◆ **Exercise directions**
Return each line containing the string "words".

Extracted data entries

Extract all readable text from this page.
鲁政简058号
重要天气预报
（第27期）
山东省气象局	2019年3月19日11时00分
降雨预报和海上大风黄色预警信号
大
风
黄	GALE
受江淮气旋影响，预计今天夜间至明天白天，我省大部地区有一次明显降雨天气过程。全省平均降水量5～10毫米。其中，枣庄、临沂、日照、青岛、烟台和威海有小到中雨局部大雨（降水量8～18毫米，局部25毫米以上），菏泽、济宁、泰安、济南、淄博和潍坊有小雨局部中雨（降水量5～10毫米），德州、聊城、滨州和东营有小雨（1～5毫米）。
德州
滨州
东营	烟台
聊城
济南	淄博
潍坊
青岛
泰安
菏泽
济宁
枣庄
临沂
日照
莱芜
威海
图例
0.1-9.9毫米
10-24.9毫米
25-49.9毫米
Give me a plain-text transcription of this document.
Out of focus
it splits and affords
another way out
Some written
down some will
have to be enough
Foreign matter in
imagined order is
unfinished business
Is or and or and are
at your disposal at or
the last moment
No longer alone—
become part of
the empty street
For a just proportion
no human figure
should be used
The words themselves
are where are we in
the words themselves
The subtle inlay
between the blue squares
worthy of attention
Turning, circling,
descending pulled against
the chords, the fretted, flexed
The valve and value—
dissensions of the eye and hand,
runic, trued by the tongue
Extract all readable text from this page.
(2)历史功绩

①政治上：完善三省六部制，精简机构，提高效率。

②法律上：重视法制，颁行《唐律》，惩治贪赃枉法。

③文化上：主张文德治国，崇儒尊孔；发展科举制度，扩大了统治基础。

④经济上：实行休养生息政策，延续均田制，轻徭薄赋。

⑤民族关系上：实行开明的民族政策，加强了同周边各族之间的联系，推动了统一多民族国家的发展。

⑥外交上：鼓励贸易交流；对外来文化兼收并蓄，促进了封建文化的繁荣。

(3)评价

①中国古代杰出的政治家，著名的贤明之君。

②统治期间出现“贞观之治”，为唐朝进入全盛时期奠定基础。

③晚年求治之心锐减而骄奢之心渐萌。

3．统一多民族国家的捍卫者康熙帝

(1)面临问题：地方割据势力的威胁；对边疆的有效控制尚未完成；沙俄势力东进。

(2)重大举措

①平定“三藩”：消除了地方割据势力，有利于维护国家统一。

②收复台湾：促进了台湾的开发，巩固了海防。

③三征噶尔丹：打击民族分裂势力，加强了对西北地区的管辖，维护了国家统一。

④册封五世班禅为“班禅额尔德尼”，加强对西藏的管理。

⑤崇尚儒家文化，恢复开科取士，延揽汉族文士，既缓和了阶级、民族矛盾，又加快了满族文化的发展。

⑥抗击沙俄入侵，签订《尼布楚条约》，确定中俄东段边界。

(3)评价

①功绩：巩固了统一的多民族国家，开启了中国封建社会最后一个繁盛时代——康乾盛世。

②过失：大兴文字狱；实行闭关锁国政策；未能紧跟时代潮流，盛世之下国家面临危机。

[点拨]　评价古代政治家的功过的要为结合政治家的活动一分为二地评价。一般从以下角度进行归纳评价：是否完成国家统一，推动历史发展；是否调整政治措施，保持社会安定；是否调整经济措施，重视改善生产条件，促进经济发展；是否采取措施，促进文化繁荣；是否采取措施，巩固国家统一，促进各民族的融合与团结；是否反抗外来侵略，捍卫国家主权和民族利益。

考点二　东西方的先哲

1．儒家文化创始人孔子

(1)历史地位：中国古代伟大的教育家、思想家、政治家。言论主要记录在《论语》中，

◆ **Output of the task**
The words themselves
the words themselves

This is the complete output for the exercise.